Exercise objective:
Where a line of the listing below includes the word "phút", reproduce that line.

(Dataset records)
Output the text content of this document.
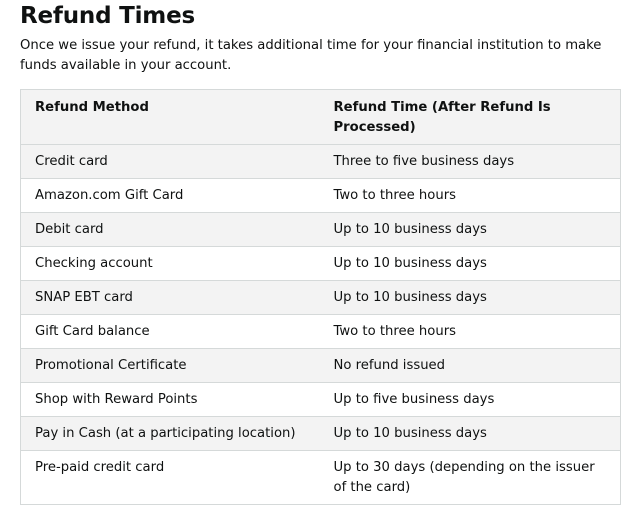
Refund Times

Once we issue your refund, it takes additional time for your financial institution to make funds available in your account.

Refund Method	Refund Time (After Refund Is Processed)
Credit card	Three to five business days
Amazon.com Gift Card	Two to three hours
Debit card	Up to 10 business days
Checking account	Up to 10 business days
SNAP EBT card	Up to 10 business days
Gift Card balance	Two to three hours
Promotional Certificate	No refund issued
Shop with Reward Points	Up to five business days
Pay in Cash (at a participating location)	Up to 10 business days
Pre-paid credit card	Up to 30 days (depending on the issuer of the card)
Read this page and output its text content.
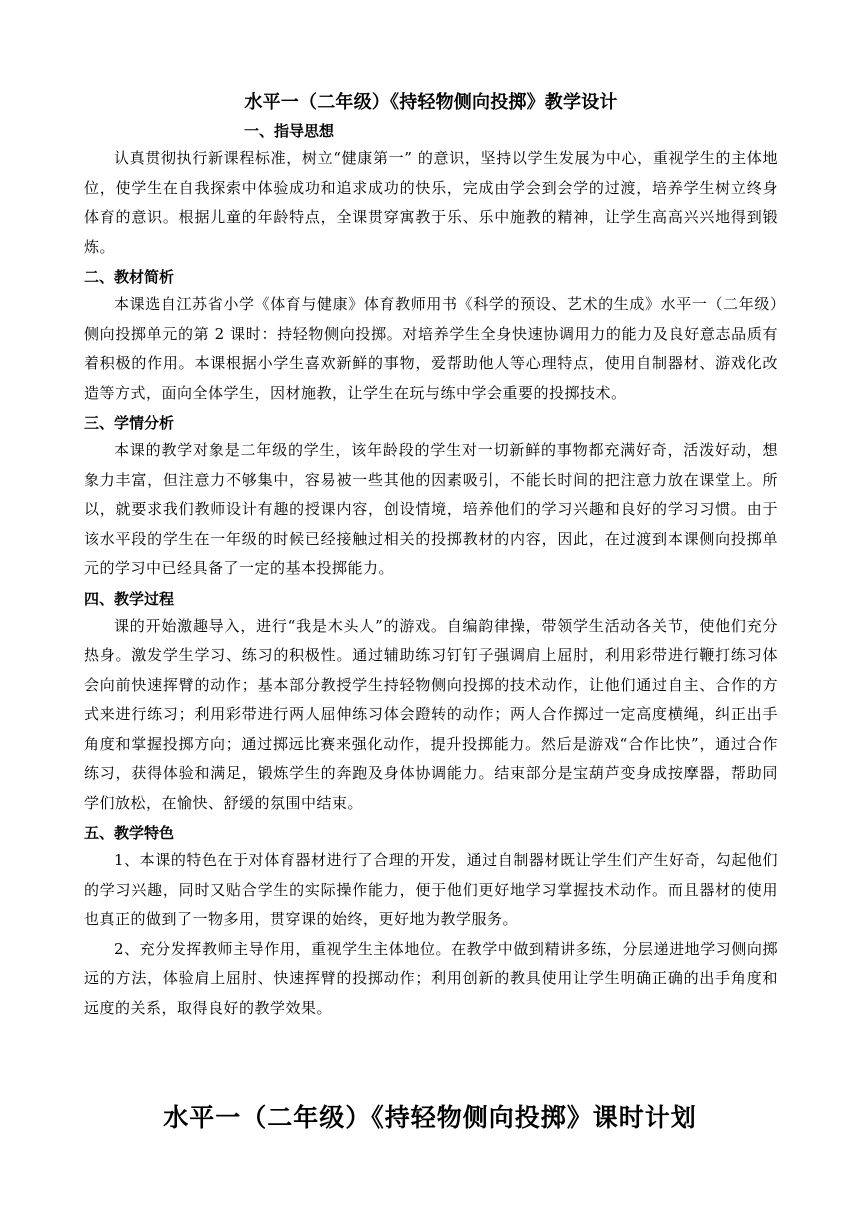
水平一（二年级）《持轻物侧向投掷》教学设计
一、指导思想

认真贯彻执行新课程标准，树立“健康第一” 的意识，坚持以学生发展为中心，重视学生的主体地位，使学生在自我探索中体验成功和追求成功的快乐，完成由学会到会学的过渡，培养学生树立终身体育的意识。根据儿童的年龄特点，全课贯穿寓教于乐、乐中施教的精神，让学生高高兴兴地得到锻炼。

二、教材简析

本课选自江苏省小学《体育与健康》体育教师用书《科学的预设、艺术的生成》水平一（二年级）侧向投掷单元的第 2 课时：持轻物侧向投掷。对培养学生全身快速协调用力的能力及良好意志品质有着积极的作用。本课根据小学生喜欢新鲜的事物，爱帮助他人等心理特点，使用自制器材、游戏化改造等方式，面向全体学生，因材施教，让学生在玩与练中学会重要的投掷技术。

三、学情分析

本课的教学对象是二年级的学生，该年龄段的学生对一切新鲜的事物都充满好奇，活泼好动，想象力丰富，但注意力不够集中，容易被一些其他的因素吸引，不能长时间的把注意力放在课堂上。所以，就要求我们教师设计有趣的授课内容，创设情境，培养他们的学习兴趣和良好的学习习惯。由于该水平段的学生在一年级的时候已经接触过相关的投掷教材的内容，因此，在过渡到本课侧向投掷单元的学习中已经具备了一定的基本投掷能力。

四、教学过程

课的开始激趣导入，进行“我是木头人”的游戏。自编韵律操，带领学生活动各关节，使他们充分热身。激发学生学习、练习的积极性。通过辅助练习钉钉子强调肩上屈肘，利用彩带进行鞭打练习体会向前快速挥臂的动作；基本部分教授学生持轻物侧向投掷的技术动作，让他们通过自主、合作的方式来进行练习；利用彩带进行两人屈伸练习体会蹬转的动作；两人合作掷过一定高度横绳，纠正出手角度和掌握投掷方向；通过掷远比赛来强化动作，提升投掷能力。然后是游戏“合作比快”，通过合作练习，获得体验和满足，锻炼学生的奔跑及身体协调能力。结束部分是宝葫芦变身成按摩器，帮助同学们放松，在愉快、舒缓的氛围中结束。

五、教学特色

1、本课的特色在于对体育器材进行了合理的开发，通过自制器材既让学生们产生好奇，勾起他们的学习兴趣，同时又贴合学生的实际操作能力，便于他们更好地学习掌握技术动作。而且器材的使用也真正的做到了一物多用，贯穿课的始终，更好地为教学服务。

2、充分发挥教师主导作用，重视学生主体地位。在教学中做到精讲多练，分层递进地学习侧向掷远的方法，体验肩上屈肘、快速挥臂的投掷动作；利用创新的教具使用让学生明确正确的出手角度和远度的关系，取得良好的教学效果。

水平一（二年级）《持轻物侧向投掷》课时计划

---

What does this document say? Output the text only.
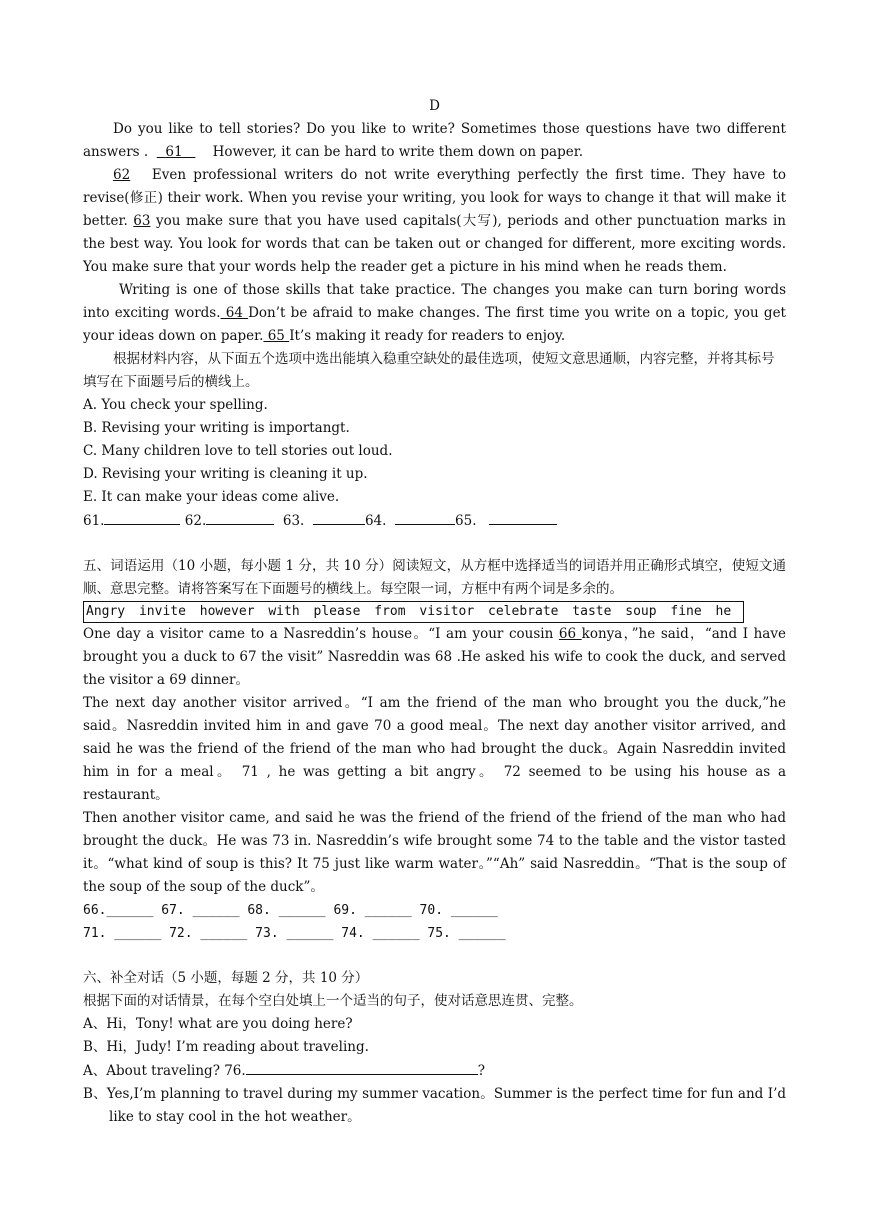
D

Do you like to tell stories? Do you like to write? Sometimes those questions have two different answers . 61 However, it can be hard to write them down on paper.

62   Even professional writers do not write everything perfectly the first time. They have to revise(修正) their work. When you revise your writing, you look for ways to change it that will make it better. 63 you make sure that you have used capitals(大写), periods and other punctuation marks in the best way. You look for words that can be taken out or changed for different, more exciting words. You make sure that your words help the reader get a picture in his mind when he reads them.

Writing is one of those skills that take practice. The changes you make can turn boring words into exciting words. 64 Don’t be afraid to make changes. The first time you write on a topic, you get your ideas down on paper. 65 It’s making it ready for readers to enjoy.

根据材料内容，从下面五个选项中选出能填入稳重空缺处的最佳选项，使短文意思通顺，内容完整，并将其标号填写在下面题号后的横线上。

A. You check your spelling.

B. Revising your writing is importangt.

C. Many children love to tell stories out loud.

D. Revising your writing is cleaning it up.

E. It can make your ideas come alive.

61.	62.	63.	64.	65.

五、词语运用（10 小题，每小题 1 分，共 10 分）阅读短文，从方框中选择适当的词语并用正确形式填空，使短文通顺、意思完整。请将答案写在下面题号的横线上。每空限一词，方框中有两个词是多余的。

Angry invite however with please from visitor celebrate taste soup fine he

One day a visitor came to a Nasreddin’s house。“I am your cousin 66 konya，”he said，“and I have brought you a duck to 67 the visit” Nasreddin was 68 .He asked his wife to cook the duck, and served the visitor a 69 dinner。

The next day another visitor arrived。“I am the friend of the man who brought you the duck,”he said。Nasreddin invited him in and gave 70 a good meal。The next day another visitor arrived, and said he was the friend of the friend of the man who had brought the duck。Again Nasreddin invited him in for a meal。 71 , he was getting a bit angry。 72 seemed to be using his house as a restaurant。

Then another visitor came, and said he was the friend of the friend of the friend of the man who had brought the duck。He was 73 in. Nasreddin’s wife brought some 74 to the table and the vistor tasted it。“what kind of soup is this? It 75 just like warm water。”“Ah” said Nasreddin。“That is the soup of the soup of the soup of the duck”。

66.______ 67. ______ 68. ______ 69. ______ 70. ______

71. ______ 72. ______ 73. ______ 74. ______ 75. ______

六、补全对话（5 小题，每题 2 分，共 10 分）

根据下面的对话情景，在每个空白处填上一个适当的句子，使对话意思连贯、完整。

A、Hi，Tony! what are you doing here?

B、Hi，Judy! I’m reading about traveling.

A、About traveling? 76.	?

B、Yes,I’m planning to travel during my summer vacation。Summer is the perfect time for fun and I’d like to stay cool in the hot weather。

* * *

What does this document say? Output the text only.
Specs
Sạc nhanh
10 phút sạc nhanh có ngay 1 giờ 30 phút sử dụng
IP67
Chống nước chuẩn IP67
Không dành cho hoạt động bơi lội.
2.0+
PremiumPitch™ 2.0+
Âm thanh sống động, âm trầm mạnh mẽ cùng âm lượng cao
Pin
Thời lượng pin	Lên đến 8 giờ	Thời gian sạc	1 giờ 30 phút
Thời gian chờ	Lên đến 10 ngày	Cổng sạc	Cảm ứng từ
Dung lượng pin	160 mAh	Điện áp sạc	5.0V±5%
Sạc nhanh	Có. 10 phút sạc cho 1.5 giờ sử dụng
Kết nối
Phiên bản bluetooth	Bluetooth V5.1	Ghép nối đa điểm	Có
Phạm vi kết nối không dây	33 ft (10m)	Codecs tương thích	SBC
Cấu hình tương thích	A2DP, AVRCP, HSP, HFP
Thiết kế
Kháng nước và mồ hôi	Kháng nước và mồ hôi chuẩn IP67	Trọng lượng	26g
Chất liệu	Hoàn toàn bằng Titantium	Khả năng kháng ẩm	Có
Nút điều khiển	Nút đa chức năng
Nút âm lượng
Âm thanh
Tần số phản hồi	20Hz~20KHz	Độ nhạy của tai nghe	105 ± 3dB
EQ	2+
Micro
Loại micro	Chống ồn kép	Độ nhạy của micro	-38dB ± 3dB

Task solution:
10 phút sạc nhanh có ngay 1 giờ 30 phút sử dụng
Thời lượng pin	Lên đến 8 giờ	Thời gian sạc	1 giờ 30 phút
Sạc nhanh	Có. 10 phút sạc cho 1.5 giờ sử dụng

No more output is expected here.